● SHORT TASK: Set the listing down unchanged, minus every embedded image.

● DATA SUPPLIED:
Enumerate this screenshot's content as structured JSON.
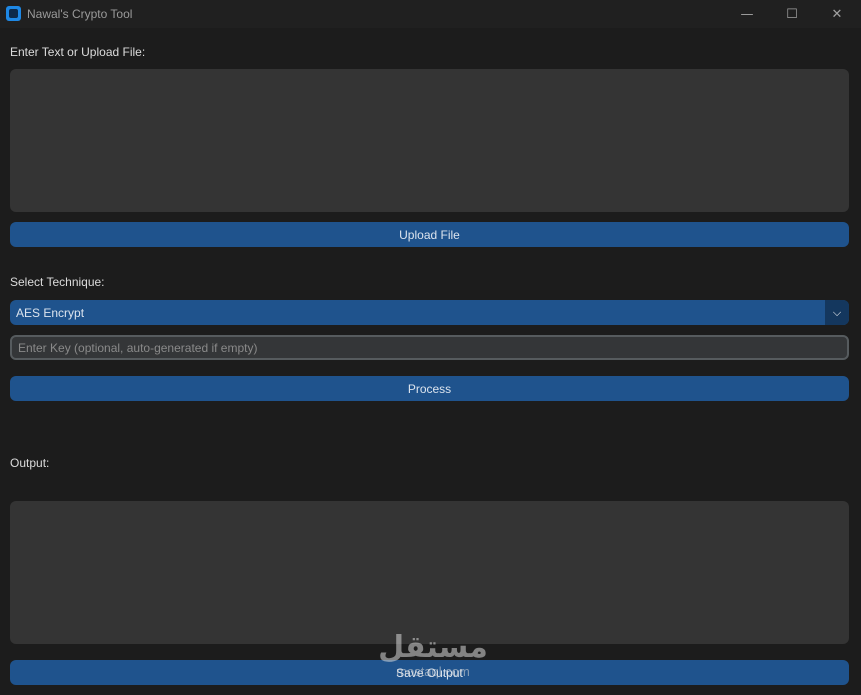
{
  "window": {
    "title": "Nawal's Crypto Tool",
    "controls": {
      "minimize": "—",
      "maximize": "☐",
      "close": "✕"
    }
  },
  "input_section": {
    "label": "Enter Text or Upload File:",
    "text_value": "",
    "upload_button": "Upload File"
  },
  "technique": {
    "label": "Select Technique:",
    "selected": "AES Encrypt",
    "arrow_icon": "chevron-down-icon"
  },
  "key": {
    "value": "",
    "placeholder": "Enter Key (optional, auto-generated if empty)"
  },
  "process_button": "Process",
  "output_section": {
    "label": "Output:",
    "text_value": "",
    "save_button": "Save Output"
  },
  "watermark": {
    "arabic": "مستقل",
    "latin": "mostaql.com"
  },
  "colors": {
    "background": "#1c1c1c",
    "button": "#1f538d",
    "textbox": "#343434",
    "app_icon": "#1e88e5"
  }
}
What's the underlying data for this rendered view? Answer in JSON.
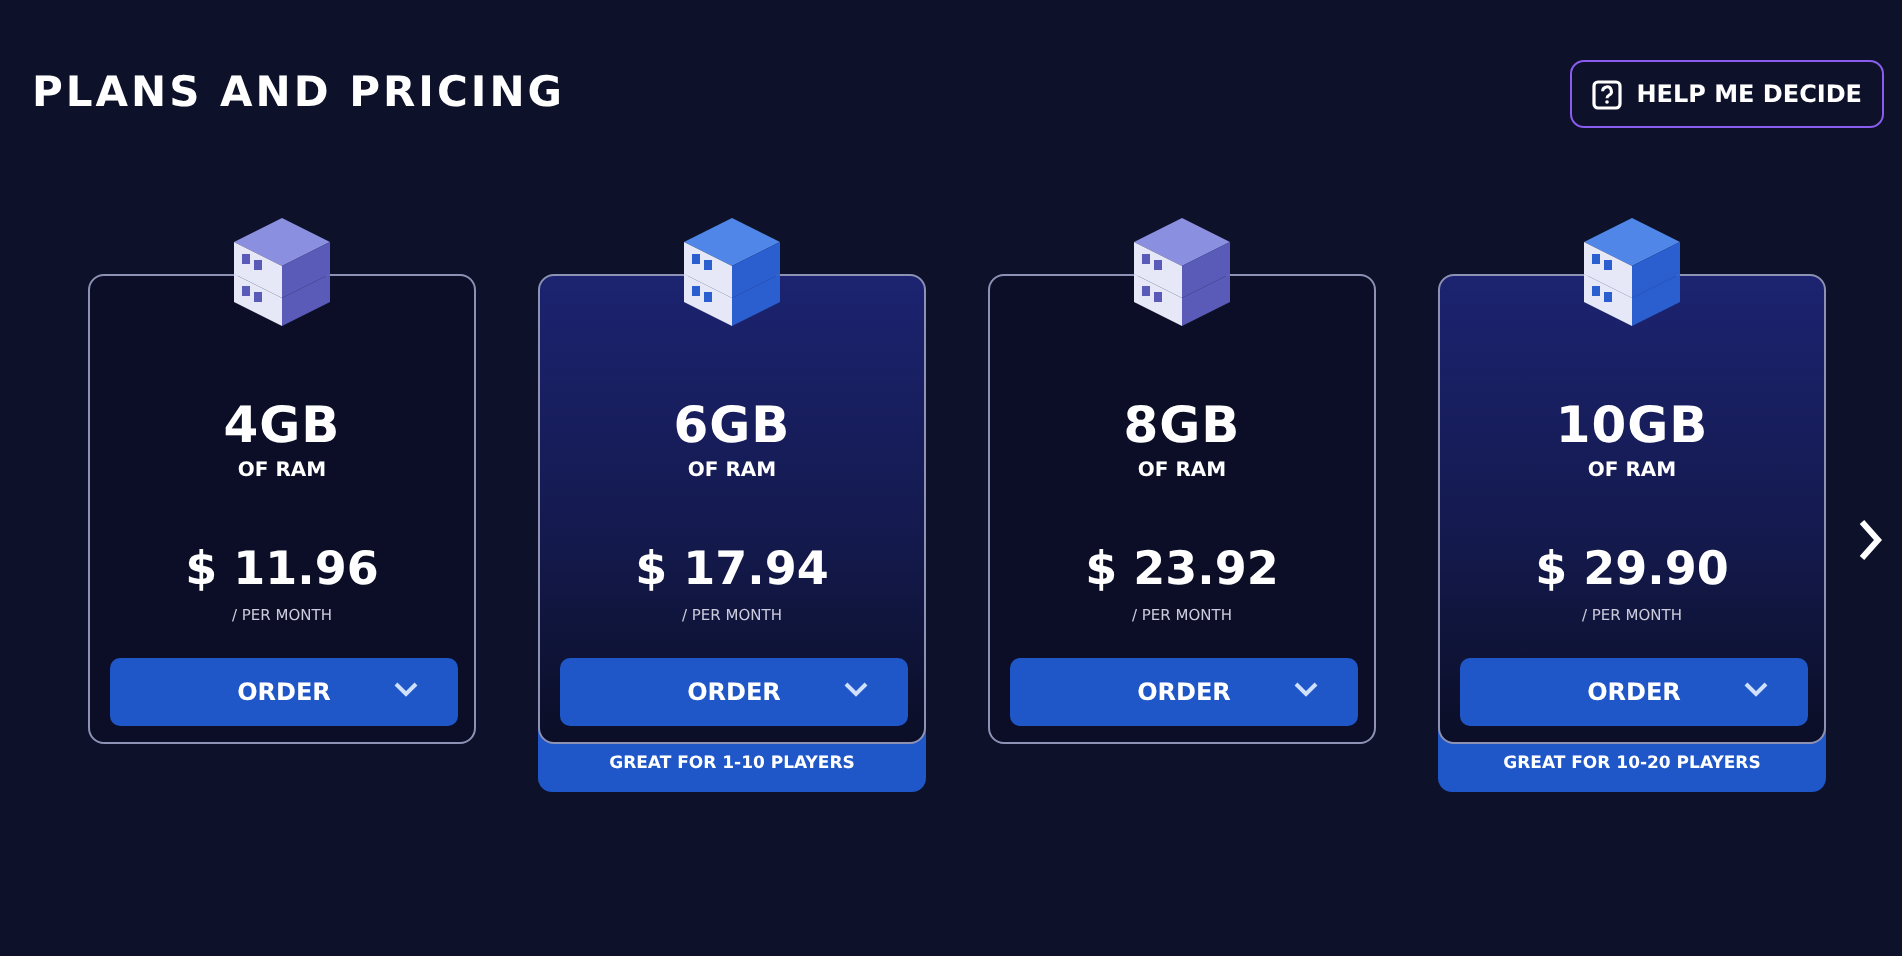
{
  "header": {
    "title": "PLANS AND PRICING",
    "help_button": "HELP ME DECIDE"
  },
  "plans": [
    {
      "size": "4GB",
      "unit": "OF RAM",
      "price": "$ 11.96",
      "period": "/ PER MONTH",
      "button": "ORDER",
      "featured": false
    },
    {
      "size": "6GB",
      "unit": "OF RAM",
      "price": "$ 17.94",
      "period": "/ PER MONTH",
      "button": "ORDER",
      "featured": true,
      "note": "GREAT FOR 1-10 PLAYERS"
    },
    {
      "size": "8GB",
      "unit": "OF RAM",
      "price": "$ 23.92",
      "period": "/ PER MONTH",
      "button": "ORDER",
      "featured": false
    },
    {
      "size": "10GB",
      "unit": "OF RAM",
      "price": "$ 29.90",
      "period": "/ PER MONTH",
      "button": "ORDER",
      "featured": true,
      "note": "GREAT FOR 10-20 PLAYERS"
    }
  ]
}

● EXERCISE OUTPUT:
Enumerate this screenshot's content as structured JSON.
{
  "window": {
    "title": "Nawal's Crypto Tool",
    "controls": {
      "minimize": "—",
      "maximize": "☐",
      "close": "✕"
    }
  },
  "input_section": {
    "label": "Enter Text or Upload File:",
    "text_value": "",
    "upload_button": "Upload File"
  },
  "technique": {
    "label": "Select Technique:",
    "selected": "AES Encrypt",
    "arrow_icon": "chevron-down-icon"
  },
  "key": {
    "value": "",
    "placeholder": "Enter Key (optional, auto-generated if empty)"
  },
  "process_button": "Process",
  "output_section": {
    "label": "Output:",
    "text_value": "",
    "save_button": "Save Output"
  },
  "watermark": {
    "arabic": "مستقل",
    "latin": "mostaql.com"
  },
  "colors": {
    "background": "#1c1c1c",
    "button": "#1f538d",
    "textbox": "#343434",
    "app_icon": "#1e88e5"
  }
}
What's the underlying data for this rendered view? Answer in JSON.
{
  "header": {
    "title": "PLANS AND PRICING",
    "help_button": "HELP ME DECIDE"
  },
  "plans": [
    {
      "size": "4GB",
      "unit": "OF RAM",
      "price": "$ 11.96",
      "period": "/ PER MONTH",
      "button": "ORDER",
      "featured": false
    },
    {
      "size": "6GB",
      "unit": "OF RAM",
      "price": "$ 17.94",
      "period": "/ PER MONTH",
      "button": "ORDER",
      "featured": true,
      "note": "GREAT FOR 1-10 PLAYERS"
    },
    {
      "size": "8GB",
      "unit": "OF RAM",
      "price": "$ 23.92",
      "period": "/ PER MONTH",
      "button": "ORDER",
      "featured": false
    },
    {
      "size": "10GB",
      "unit": "OF RAM",
      "price": "$ 29.90",
      "period": "/ PER MONTH",
      "button": "ORDER",
      "featured": true,
      "note": "GREAT FOR 10-20 PLAYERS"
    }
  ]
}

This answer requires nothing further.